# Start of PROVIDED RECORDS
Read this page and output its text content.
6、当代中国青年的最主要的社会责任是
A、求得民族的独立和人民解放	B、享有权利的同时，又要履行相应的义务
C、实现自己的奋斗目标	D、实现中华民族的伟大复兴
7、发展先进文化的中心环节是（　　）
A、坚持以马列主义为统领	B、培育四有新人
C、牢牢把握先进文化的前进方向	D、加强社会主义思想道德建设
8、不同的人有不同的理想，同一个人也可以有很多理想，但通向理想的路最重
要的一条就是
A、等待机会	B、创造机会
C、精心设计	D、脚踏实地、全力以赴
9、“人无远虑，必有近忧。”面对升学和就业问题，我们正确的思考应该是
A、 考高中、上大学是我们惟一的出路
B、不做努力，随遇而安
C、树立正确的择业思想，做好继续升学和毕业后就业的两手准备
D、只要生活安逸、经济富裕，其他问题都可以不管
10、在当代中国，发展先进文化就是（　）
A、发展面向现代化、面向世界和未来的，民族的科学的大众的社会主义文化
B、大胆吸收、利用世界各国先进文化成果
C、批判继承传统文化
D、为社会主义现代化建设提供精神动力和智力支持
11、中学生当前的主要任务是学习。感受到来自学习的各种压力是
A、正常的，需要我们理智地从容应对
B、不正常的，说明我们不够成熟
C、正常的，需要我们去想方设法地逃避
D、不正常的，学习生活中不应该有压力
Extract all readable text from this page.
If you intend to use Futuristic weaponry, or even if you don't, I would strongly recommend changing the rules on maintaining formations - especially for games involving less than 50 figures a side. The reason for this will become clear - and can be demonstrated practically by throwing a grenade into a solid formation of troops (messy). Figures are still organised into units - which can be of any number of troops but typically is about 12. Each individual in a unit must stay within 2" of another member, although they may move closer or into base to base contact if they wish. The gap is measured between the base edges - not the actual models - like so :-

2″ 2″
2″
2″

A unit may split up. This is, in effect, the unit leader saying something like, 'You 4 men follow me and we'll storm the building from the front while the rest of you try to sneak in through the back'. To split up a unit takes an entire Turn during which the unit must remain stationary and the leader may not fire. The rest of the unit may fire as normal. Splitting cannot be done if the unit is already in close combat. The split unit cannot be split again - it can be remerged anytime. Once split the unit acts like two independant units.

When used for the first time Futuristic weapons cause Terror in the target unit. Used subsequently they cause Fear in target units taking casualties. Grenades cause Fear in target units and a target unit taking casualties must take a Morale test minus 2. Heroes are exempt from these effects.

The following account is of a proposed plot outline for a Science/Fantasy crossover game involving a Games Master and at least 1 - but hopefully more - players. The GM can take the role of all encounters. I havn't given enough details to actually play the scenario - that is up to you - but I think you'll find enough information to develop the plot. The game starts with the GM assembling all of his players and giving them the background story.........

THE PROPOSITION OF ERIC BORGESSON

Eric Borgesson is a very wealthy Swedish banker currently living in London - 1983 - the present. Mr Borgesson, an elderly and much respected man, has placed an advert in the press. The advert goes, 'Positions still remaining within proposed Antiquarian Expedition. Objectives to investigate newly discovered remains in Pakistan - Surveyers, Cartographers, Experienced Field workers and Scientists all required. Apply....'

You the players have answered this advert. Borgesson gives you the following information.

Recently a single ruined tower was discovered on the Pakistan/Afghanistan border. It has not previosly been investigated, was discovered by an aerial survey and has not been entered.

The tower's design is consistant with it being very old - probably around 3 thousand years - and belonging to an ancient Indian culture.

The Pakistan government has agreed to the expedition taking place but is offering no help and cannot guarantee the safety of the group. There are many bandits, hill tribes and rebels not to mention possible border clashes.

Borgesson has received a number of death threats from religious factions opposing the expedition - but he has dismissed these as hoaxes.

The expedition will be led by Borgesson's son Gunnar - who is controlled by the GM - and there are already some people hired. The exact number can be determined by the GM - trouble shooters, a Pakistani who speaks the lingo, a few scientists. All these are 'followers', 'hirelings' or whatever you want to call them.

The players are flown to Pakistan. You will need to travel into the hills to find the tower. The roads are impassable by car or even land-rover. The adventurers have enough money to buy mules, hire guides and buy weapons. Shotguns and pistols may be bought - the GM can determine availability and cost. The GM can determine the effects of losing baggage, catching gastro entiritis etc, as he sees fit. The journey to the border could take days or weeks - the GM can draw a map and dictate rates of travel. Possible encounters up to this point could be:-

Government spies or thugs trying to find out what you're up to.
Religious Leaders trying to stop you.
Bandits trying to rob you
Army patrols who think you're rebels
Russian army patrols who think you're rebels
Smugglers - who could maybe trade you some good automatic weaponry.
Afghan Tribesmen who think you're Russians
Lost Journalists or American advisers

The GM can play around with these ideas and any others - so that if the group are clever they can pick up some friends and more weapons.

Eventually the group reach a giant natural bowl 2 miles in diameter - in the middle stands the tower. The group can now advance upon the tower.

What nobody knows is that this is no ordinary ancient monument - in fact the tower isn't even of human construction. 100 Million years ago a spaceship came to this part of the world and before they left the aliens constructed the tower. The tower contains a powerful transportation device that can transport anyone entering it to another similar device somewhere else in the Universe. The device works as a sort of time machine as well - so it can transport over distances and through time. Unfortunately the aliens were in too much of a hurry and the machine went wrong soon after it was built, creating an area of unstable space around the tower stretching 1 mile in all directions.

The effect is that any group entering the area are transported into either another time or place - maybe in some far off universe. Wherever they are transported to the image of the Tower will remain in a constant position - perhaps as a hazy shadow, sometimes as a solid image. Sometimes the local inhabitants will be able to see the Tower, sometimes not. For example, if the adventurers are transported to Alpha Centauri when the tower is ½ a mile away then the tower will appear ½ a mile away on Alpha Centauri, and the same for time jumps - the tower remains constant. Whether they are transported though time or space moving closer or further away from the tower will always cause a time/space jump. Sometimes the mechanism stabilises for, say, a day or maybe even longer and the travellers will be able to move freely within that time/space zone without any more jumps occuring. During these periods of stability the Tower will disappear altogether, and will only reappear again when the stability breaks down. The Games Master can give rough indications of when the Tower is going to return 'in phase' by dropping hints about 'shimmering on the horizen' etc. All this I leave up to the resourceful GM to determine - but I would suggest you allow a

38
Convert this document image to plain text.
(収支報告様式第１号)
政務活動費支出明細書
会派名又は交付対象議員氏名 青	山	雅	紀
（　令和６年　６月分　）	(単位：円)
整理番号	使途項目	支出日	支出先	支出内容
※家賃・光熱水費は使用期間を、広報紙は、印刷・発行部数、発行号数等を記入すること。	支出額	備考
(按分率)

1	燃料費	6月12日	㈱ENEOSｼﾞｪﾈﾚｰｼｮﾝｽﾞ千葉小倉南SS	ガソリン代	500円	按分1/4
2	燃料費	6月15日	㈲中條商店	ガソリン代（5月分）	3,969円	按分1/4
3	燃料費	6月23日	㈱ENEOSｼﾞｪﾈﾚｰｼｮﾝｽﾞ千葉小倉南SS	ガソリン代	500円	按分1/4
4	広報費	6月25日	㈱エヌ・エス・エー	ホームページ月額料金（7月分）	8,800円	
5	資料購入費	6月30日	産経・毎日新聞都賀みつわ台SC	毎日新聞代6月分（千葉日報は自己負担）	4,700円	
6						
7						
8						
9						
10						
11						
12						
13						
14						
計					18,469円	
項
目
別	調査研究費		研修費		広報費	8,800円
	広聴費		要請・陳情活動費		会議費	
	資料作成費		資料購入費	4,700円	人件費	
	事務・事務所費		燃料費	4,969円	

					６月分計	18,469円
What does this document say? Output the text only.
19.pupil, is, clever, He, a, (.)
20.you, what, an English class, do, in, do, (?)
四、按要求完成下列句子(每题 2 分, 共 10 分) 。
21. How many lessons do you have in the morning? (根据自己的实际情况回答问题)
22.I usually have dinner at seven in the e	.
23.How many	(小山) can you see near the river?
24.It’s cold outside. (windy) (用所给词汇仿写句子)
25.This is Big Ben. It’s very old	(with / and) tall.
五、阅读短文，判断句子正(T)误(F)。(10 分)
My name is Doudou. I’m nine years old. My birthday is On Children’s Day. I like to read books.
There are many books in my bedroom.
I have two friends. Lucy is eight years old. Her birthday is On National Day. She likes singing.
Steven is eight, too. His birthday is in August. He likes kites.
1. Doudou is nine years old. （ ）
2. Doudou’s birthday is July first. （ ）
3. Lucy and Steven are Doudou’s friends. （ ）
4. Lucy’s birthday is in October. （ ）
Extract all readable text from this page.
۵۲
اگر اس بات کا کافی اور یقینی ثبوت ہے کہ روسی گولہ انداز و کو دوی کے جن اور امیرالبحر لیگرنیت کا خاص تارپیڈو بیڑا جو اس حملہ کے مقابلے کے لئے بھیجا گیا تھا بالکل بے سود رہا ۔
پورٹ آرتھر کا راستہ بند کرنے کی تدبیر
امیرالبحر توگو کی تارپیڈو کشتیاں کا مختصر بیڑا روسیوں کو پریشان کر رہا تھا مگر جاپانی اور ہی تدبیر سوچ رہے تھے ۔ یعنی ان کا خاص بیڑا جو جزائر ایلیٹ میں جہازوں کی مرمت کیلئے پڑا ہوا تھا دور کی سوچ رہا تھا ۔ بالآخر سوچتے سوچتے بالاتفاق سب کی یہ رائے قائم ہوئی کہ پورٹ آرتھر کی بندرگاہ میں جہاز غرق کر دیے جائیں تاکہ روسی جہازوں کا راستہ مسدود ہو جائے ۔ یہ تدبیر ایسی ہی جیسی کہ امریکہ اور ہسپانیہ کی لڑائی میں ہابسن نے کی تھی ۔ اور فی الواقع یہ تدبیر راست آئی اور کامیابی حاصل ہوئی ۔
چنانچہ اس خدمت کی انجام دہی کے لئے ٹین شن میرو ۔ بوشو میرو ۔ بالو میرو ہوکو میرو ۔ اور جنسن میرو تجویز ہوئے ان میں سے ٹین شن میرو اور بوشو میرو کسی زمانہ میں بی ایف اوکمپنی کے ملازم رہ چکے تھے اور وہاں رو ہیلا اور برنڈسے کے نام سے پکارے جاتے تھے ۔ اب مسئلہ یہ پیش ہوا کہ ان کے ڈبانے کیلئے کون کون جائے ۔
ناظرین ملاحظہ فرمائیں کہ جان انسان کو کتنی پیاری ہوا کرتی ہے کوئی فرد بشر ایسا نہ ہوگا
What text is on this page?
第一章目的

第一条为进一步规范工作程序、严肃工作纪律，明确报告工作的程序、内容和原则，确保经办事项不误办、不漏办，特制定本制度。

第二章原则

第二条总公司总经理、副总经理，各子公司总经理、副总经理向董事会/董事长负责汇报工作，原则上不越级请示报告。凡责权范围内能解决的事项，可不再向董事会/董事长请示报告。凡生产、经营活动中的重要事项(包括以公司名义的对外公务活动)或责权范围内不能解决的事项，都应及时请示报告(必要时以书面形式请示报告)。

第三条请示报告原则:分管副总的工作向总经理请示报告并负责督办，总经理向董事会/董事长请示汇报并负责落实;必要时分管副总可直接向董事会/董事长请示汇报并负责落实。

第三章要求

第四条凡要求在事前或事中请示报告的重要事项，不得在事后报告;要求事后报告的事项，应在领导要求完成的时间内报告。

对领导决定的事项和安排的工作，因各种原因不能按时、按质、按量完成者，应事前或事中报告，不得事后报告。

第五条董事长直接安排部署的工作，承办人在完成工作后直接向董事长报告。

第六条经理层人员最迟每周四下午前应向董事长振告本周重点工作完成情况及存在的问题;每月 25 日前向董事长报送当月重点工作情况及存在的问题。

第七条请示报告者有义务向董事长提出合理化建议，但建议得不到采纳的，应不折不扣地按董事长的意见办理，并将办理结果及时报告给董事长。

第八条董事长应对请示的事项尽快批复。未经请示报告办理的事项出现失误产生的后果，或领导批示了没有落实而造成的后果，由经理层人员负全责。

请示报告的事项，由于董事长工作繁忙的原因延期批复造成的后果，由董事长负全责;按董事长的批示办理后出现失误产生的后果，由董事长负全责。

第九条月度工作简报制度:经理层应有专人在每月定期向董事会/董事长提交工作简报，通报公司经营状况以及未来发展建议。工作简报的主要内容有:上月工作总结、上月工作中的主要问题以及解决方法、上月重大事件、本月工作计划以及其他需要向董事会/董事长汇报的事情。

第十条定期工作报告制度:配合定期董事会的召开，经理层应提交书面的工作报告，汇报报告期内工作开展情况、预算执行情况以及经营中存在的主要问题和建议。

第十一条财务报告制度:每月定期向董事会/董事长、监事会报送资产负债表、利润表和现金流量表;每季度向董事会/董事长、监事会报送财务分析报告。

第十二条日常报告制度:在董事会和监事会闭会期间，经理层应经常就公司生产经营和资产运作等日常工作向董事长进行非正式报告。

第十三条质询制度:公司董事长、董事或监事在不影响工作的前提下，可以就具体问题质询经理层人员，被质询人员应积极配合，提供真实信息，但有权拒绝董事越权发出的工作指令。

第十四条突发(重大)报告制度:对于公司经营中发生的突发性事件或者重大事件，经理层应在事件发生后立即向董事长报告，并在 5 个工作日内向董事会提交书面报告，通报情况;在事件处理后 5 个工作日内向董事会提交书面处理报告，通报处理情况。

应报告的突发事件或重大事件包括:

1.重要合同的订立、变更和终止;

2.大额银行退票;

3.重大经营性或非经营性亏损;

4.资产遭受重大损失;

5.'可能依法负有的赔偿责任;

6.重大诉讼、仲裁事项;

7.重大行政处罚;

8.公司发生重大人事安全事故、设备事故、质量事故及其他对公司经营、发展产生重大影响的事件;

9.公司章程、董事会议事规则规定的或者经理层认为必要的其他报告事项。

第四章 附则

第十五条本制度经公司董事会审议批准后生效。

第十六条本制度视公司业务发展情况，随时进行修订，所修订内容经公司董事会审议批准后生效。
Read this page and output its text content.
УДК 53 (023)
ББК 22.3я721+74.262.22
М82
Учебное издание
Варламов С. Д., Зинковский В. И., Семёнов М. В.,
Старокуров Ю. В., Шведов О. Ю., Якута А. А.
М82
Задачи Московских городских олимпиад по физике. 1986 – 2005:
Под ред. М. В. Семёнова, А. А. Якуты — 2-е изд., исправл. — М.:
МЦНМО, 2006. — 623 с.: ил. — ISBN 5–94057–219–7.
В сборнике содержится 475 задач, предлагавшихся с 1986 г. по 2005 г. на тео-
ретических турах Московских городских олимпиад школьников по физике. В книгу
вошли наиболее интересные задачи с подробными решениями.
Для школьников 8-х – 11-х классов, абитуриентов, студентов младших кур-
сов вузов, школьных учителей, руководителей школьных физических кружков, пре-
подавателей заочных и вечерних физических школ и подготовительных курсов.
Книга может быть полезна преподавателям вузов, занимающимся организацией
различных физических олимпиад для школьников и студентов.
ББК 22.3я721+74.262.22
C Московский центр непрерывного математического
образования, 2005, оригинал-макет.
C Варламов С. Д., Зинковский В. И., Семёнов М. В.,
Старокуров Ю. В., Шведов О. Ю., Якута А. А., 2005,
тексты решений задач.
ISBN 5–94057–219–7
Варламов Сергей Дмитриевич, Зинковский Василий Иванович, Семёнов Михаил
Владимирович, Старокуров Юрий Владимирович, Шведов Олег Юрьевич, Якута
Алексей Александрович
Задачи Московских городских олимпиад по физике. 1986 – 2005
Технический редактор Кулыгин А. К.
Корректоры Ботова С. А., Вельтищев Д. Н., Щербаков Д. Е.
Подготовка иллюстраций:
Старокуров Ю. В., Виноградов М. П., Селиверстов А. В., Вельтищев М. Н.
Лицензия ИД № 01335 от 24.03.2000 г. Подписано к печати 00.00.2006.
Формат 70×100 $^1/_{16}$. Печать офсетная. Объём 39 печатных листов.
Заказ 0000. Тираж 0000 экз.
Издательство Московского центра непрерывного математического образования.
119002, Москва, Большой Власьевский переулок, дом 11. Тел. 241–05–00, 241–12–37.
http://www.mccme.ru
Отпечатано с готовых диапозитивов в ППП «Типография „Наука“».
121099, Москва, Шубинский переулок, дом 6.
# End of PROVIDED RECORDS
◆ **TASK DIRECTIONS**
Extract every line containing the string "advert" from the material.

◆ **EXERCISE RESULT**
Eric Borgesson is a very wealthy Swedish banker currently living in London - 1983 - the present. Mr Borgesson, an elderly and much respected man, has placed an advert in the press. The advert goes, 'Positions still remaining within proposed Antiquarian Expedition. Objectives to investigate newly discovered remains in Pakistan - Surveyers, Cartographers, Experienced Field workers and Scientists all required. Apply....'
You the players have answered this advert. Borgesson gives you the following information.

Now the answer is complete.